Stored data entries:
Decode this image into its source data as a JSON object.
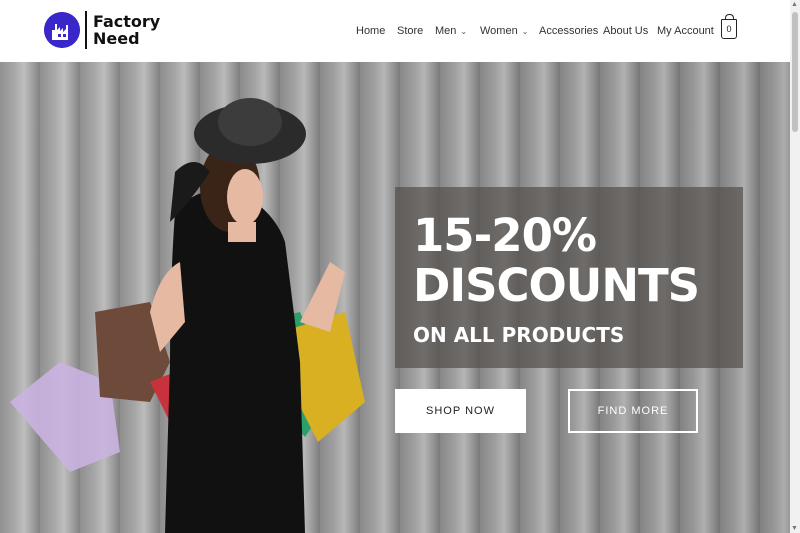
{
  "logo": {
    "line1": "Factory",
    "line2": "Need"
  },
  "nav": {
    "items": [
      {
        "label": "Home",
        "has_dropdown": false
      },
      {
        "label": "Store",
        "has_dropdown": false
      },
      {
        "label": "Men",
        "has_dropdown": true
      },
      {
        "label": "Women",
        "has_dropdown": true
      },
      {
        "label": "Accessories",
        "has_dropdown": false
      },
      {
        "label": "About Us",
        "has_dropdown": false
      },
      {
        "label": "My Account",
        "has_dropdown": false
      }
    ],
    "cart_count": "0"
  },
  "hero": {
    "headline_line1": "15-20%",
    "headline_line2": "DISCOUNTS",
    "subheadline": "ON ALL PRODUCTS",
    "primary_button": "SHOP NOW",
    "secondary_button": "FIND MORE"
  },
  "colors": {
    "brand": "#3a27c9",
    "overlay": "#55504e"
  }
}
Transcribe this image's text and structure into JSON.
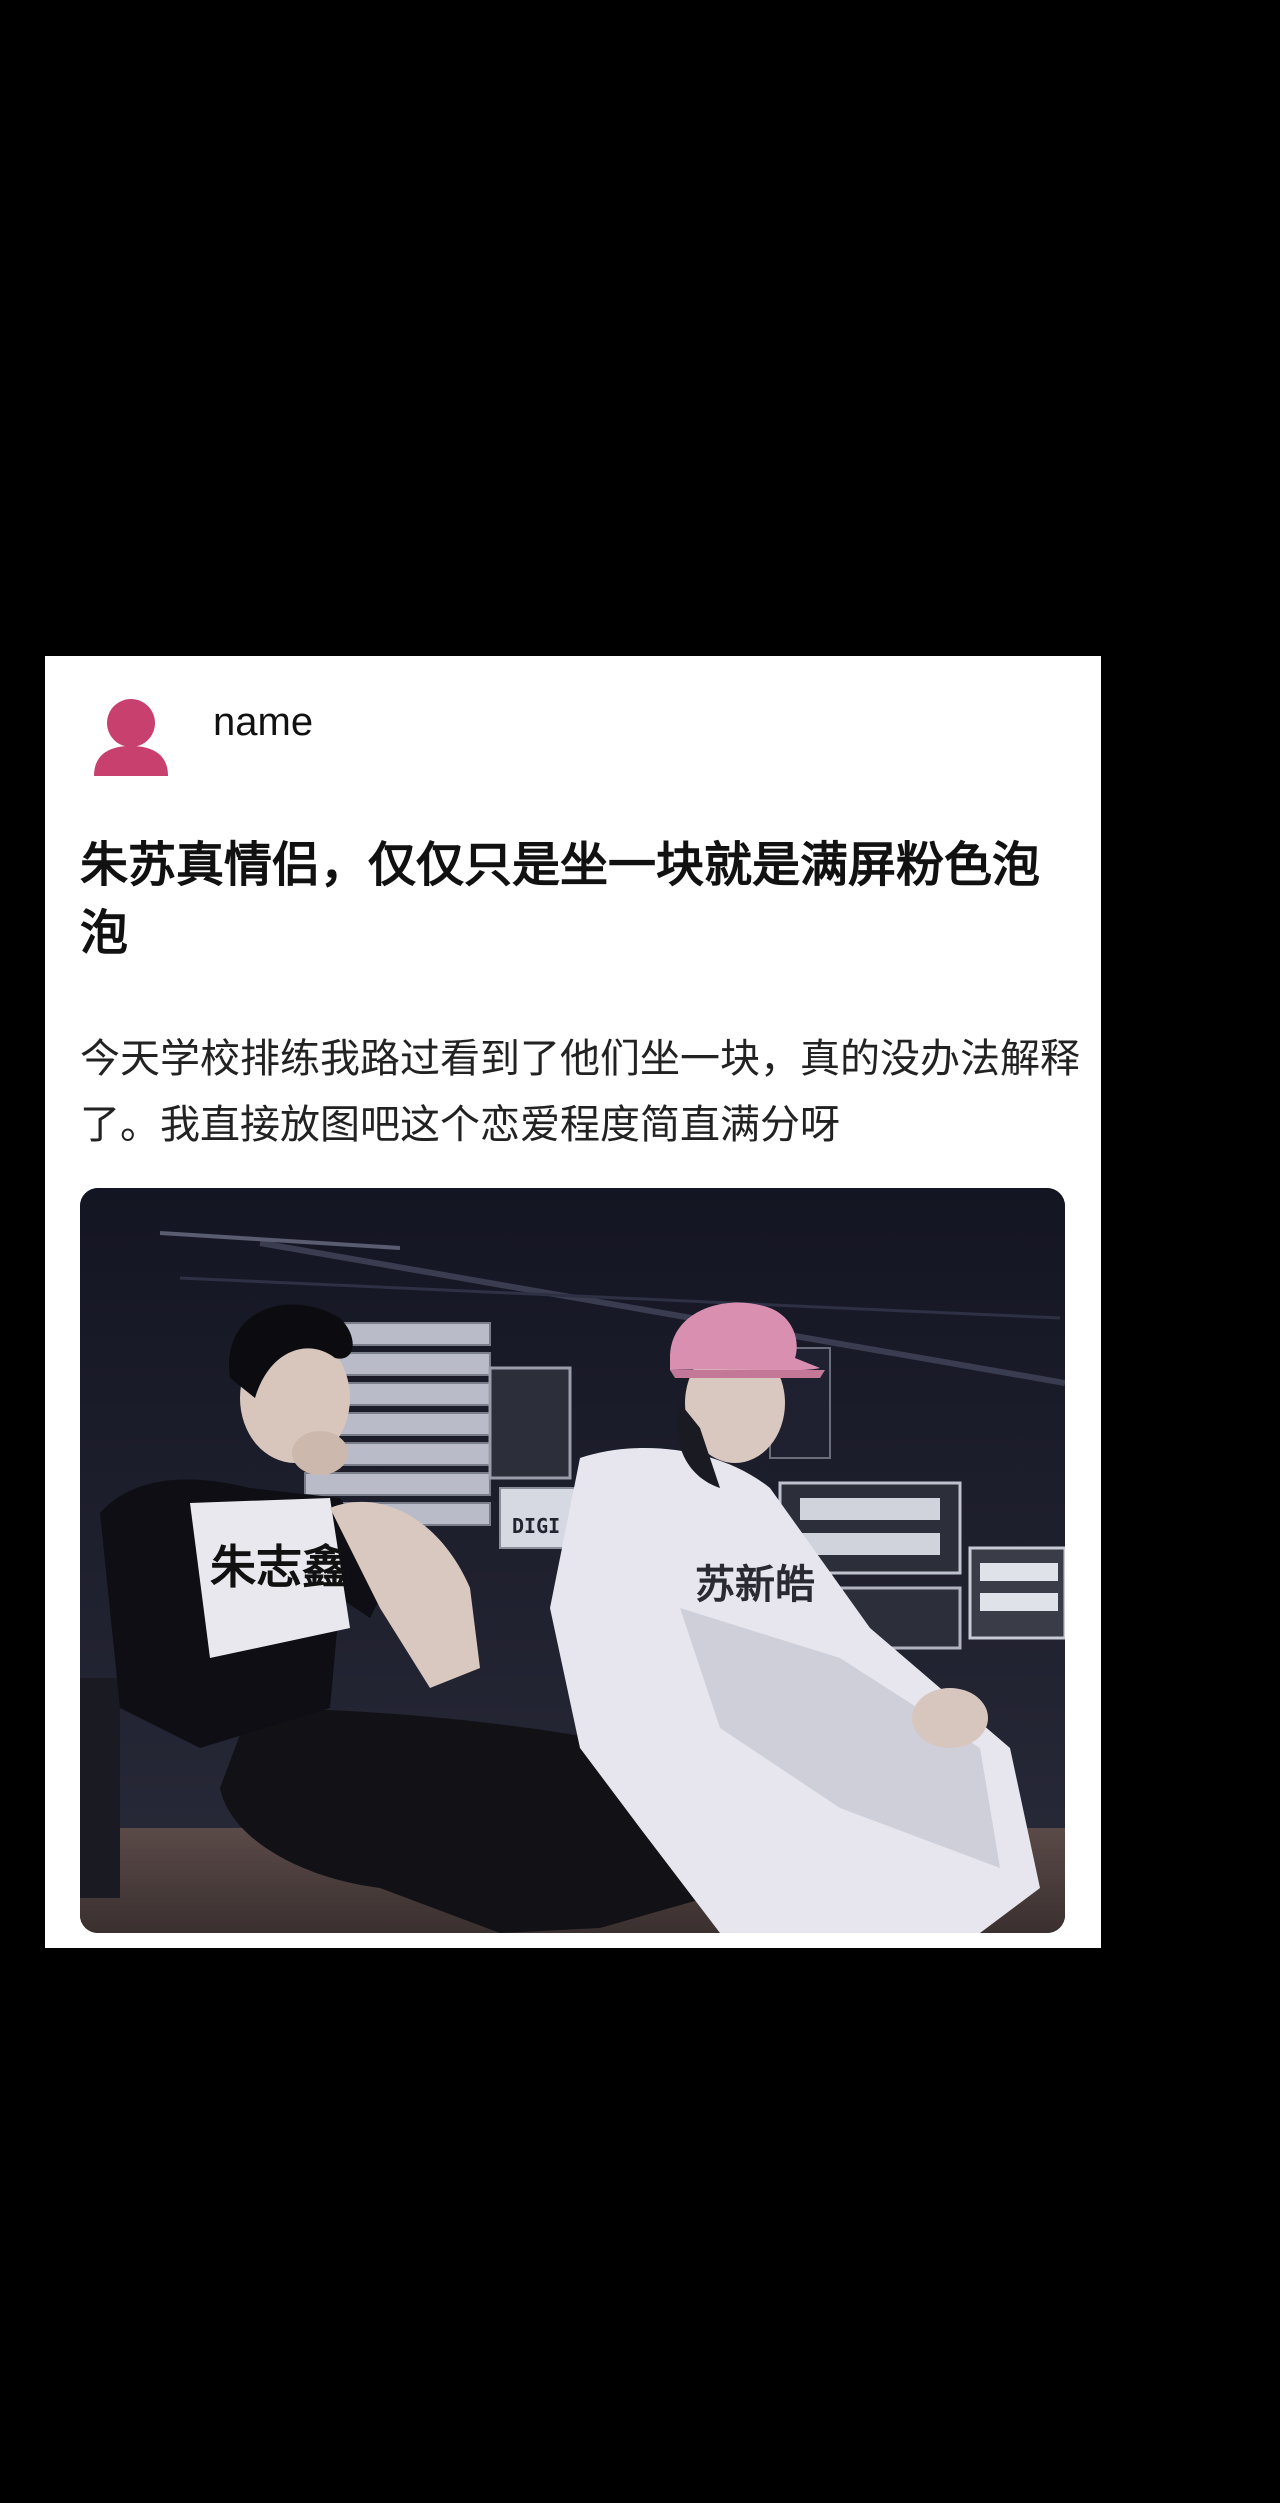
{
  "post": {
    "author": {
      "name": "name",
      "avatar_icon": "user-avatar-icon",
      "avatar_color": "#c8416e"
    },
    "title": "朱苏真情侣，仅仅只是坐一块就是满屏粉色泡泡",
    "body": "今天学校排练我路过看到了他们坐一块，真的没办法解释了。我直接放图吧这个恋爱程度简直满分呀",
    "photo": {
      "shirt_text_left": "朱志鑫",
      "shirt_text_right": "苏新皓",
      "equipment_text": "DIGI"
    }
  },
  "colors": {
    "page_background": "#000000",
    "card_background": "#ffffff",
    "text_primary": "#111111",
    "cap_pink": "#d98fb0"
  }
}
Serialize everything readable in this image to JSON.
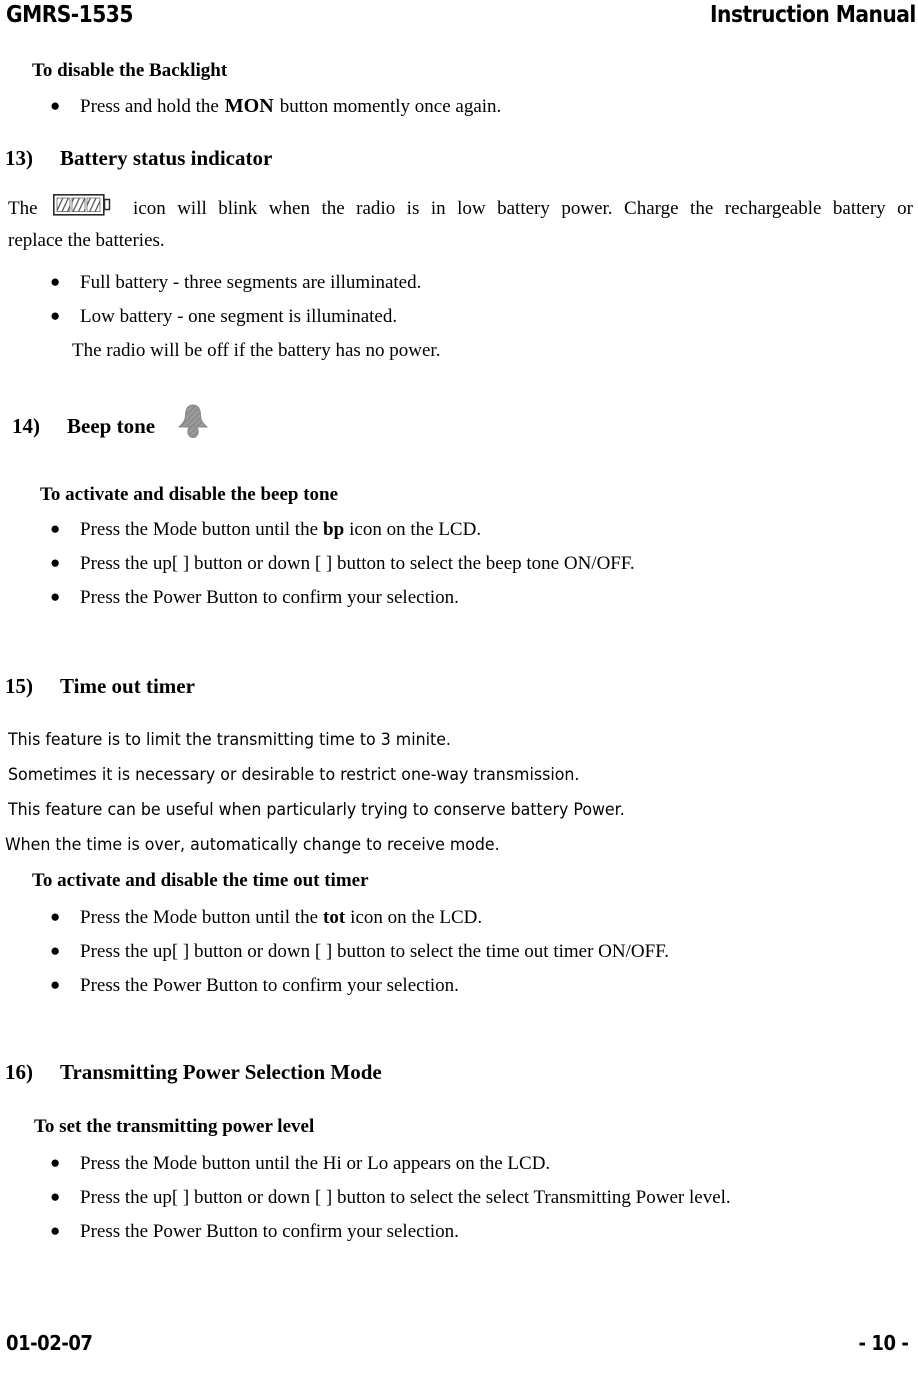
{
  "header": {
    "model": "GMRS-1535",
    "title": "Instruction Manual"
  },
  "backlight": {
    "heading": "To disable the Backlight",
    "bullet_prefix": "Press and hold the",
    "button_label": "MON",
    "bullet_suffix": "button momently once again."
  },
  "section13": {
    "number": "13)",
    "title": "Battery status indicator",
    "para_before_icon": "The",
    "icon_name": "battery-icon",
    "para_line1_after_icon": "icon will blink when the radio is in low battery power. Charge the rechargeable battery or",
    "para_line2": "replace the batteries.",
    "bullets": [
      "Full battery - three segments are illuminated.",
      "Low battery - one segment is illuminated."
    ],
    "note": "The radio will be off if the battery has no power."
  },
  "section14": {
    "number": "14)",
    "title": "Beep tone",
    "icon_name": "bell-icon",
    "sub_heading": "To activate and disable the beep tone",
    "bullets": [
      {
        "before": "Press the Mode button until the",
        "kbd": "bp",
        "after": "icon on the LCD."
      },
      {
        "text": "Press the up[   ] button or down [   ] button to select the  beep tone ON/OFF."
      },
      {
        "text": "Press the Power Button to confirm your selection."
      }
    ]
  },
  "section15": {
    "number": "15)",
    "title": "Time out timer",
    "intro_lines": [
      "This feature is to limit the transmitting time to 3 minite.",
      "Sometimes it is necessary or desirable to restrict one-way transmission.",
      "This feature can be useful when particularly trying to conserve battery Power.",
      "When the time is over, automatically change to receive mode."
    ],
    "sub_heading": "To activate and disable the time out timer",
    "bullets": [
      {
        "before": "Press the Mode button until the",
        "kbd": "tot",
        "after": "icon on the LCD."
      },
      {
        "text": "Press the up[   ] button or down [   ] button to select  the time out timer ON/OFF."
      },
      {
        "text": "Press the Power Button to confirm your selection."
      }
    ]
  },
  "section16": {
    "number": "16)",
    "title": "Transmitting Power Selection Mode",
    "sub_heading": "To set the transmitting power level",
    "bullets": [
      "Press the Mode button until the Hi or Lo appears on the LCD.",
      "Press the up[   ] button or down [   ] button to select  the select Transmitting Power level.",
      "Press the Power Button to confirm your selection."
    ]
  },
  "footer": {
    "date": "01-02-07",
    "page": "-  10  -"
  },
  "bullet_glyph": "●"
}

*REQUEST*:
Without including the pictures, reproduce all entries exactly.

*SOLUTION TO THIS TASK*:
Decode this image into its source data as a JSON object.
{
  "logo": {
    "line1": "Factory",
    "line2": "Need"
  },
  "nav": {
    "items": [
      {
        "label": "Home",
        "has_dropdown": false
      },
      {
        "label": "Store",
        "has_dropdown": false
      },
      {
        "label": "Men",
        "has_dropdown": true
      },
      {
        "label": "Women",
        "has_dropdown": true
      },
      {
        "label": "Accessories",
        "has_dropdown": false
      },
      {
        "label": "About Us",
        "has_dropdown": false
      },
      {
        "label": "My Account",
        "has_dropdown": false
      }
    ],
    "cart_count": "0"
  },
  "hero": {
    "headline_line1": "15-20%",
    "headline_line2": "DISCOUNTS",
    "subheadline": "ON ALL PRODUCTS",
    "primary_button": "SHOP NOW",
    "secondary_button": "FIND MORE"
  },
  "colors": {
    "brand": "#3a27c9",
    "overlay": "#55504e"
  }
}
Transcribe this image's text and structure into JSON.
{
  "post": {
    "author": {
      "name": "name",
      "avatar_icon": "user-avatar-icon",
      "avatar_color": "#c8416e"
    },
    "title": "朱苏真情侣，仅仅只是坐一块就是满屏粉色泡泡",
    "body": "今天学校排练我路过看到了他们坐一块，真的没办法解释了。我直接放图吧这个恋爱程度简直满分呀",
    "photo": {
      "shirt_text_left": "朱志鑫",
      "shirt_text_right": "苏新皓",
      "equipment_text": "DIGI"
    }
  },
  "colors": {
    "page_background": "#000000",
    "card_background": "#ffffff",
    "text_primary": "#111111",
    "cap_pink": "#d98fb0"
  }
}
Serialize everything readable in this image to JSON.
{
  "header": {
    "model": "GMRS-1535",
    "title": "Instruction Manual"
  },
  "backlight": {
    "heading": "To disable the Backlight",
    "bullet_prefix": "Press and hold the",
    "button_label": "MON",
    "bullet_suffix": "button momently once again."
  },
  "section13": {
    "number": "13)",
    "title": "Battery status indicator",
    "para_before_icon": "The",
    "icon_name": "battery-icon",
    "para_line1_after_icon": "icon will blink when the radio is in low battery power. Charge the rechargeable battery or",
    "para_line2": "replace the batteries.",
    "bullets": [
      "Full battery - three segments are illuminated.",
      "Low battery - one segment is illuminated."
    ],
    "note": "The radio will be off if the battery has no power."
  },
  "section14": {
    "number": "14)",
    "title": "Beep tone",
    "icon_name": "bell-icon",
    "sub_heading": "To activate and disable the beep tone",
    "bullets": [
      {
        "before": "Press the Mode button until the",
        "kbd": "bp",
        "after": "icon on the LCD."
      },
      {
        "text": "Press the up[   ] button or down [   ] button to select the  beep tone ON/OFF."
      },
      {
        "text": "Press the Power Button to confirm your selection."
      }
    ]
  },
  "section15": {
    "number": "15)",
    "title": "Time out timer",
    "intro_lines": [
      "This feature is to limit the transmitting time to 3 minite.",
      "Sometimes it is necessary or desirable to restrict one-way transmission.",
      "This feature can be useful when particularly trying to conserve battery Power.",
      "When the time is over, automatically change to receive mode."
    ],
    "sub_heading": "To activate and disable the time out timer",
    "bullets": [
      {
        "before": "Press the Mode button until the",
        "kbd": "tot",
        "after": "icon on the LCD."
      },
      {
        "text": "Press the up[   ] button or down [   ] button to select  the time out timer ON/OFF."
      },
      {
        "text": "Press the Power Button to confirm your selection."
      }
    ]
  },
  "section16": {
    "number": "16)",
    "title": "Transmitting Power Selection Mode",
    "sub_heading": "To set the transmitting power level",
    "bullets": [
      "Press the Mode button until the Hi or Lo appears on the LCD.",
      "Press the up[   ] button or down [   ] button to select  the select Transmitting Power level.",
      "Press the Power Button to confirm your selection."
    ]
  },
  "footer": {
    "date": "01-02-07",
    "page": "-  10  -"
  },
  "bullet_glyph": "●"
}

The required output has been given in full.